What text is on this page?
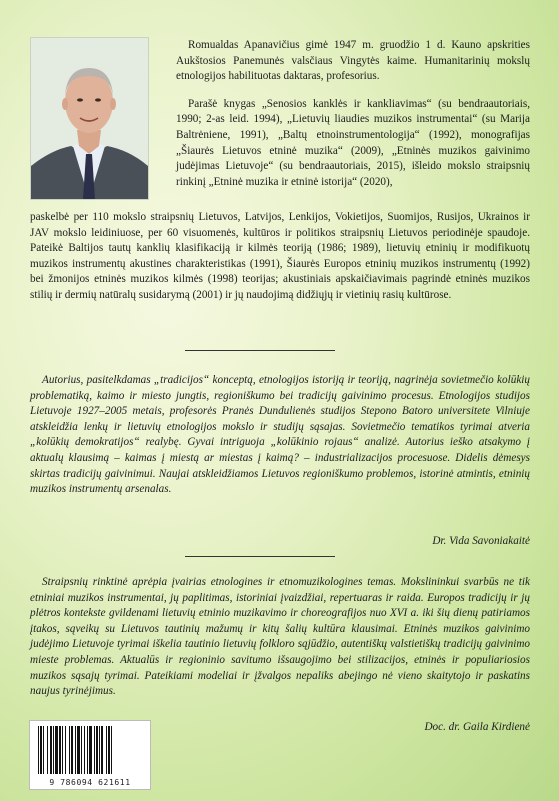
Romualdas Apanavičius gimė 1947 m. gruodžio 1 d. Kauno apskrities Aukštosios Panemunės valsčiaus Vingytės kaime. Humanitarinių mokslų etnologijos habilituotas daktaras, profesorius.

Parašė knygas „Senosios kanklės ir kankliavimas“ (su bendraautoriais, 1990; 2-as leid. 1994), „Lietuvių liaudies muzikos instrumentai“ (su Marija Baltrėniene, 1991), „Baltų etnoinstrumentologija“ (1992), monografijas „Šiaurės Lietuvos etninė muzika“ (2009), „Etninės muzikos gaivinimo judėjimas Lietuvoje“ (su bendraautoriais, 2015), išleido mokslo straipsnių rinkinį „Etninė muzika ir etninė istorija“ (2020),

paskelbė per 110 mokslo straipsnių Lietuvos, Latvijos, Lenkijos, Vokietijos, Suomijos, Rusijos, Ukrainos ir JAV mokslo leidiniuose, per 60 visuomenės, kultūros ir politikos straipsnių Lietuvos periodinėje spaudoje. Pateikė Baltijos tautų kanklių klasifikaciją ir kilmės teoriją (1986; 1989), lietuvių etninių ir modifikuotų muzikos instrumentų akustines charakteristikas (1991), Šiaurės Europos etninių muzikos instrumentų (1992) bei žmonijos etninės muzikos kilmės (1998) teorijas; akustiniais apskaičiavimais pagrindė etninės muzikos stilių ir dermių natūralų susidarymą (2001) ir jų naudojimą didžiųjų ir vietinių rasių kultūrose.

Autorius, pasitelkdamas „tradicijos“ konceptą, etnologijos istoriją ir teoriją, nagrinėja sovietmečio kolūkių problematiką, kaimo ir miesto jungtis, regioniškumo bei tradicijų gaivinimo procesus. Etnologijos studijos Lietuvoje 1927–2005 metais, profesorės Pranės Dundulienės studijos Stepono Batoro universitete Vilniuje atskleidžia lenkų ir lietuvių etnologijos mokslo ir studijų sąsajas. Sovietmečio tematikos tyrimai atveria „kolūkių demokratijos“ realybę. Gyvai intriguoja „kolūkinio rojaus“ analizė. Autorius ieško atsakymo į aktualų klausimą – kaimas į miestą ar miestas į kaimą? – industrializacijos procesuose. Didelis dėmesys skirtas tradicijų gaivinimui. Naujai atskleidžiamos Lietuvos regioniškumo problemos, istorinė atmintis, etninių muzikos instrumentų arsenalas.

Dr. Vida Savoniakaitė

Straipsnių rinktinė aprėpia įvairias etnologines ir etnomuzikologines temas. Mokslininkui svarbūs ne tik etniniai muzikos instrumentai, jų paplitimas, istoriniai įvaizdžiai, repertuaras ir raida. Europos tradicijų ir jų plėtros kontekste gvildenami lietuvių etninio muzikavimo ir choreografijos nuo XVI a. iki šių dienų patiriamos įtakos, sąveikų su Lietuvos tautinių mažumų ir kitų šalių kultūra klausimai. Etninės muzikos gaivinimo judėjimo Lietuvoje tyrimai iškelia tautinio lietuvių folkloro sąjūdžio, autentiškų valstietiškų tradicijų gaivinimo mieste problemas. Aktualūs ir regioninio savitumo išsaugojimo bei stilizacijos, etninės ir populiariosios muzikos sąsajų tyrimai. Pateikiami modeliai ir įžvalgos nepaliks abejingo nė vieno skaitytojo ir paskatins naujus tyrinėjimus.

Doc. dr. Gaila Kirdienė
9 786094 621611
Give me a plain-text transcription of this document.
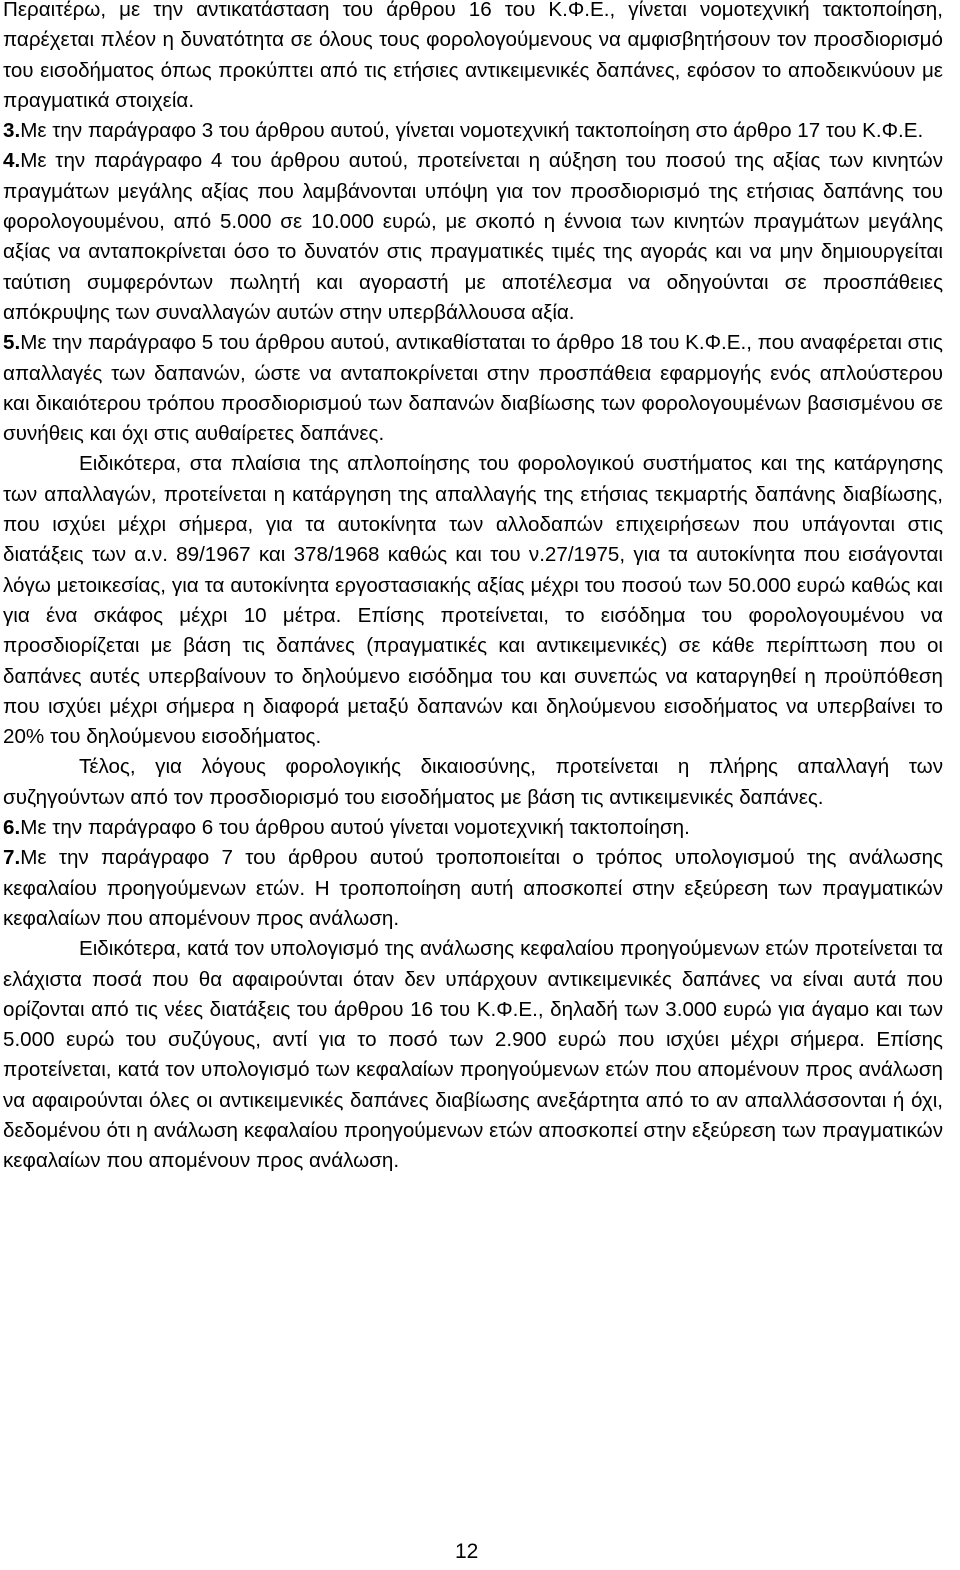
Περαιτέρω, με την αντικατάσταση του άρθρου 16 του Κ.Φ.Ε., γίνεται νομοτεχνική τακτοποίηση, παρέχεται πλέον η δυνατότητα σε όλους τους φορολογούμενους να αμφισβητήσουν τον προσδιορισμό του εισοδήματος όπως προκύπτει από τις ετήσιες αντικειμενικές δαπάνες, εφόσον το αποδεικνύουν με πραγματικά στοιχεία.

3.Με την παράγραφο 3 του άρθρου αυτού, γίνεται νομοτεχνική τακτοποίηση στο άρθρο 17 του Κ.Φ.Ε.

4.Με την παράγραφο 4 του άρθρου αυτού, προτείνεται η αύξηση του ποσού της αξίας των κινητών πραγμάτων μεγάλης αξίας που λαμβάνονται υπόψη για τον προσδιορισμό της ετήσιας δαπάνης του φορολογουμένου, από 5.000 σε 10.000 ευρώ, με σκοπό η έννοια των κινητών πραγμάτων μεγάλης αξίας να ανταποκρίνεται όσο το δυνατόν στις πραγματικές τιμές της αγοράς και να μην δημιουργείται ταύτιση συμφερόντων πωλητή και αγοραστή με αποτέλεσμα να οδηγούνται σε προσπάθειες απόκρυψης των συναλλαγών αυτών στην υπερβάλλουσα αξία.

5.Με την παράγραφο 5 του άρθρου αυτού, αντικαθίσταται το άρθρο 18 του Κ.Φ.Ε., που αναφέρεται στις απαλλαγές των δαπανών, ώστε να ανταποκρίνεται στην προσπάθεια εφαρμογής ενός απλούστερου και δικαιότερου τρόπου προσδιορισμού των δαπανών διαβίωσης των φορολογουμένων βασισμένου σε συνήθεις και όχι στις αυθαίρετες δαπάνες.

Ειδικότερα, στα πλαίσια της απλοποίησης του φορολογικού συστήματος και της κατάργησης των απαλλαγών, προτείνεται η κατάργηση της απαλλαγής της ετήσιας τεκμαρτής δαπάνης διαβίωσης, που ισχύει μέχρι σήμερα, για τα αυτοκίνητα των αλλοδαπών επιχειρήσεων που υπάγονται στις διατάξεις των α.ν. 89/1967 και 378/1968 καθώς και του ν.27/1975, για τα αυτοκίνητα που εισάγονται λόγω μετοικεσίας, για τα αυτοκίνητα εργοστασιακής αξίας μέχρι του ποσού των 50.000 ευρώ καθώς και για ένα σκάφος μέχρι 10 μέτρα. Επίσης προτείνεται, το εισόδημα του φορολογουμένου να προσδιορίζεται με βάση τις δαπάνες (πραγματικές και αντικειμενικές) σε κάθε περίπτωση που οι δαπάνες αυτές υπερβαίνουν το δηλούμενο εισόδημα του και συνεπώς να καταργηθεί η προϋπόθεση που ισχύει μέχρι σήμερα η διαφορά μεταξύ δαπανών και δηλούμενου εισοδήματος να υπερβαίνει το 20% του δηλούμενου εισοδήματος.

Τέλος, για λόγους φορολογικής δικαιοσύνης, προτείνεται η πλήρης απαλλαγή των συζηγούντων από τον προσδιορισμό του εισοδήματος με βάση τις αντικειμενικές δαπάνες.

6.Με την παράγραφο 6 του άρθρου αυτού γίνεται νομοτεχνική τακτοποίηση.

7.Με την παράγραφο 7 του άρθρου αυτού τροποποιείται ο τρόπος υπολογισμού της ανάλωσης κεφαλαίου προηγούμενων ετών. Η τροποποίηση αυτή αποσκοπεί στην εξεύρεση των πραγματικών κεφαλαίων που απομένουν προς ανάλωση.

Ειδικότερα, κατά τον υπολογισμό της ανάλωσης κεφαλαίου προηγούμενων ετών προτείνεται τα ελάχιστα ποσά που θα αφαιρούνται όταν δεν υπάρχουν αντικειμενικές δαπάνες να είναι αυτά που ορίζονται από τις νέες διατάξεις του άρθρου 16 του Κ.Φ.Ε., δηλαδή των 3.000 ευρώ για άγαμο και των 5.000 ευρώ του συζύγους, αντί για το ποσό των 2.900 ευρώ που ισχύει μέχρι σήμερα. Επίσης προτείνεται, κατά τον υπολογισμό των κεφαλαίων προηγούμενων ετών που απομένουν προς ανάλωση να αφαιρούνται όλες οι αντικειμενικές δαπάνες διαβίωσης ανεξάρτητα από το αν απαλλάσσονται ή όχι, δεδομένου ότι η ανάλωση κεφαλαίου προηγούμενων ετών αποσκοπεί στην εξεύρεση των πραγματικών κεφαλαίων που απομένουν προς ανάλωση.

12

━━━━━━━━

> [Your task]: Using the records above, copy each line that contains "this".

> [Finished answer]:
What text is on this page?
Give me a plain-text transcription of this document.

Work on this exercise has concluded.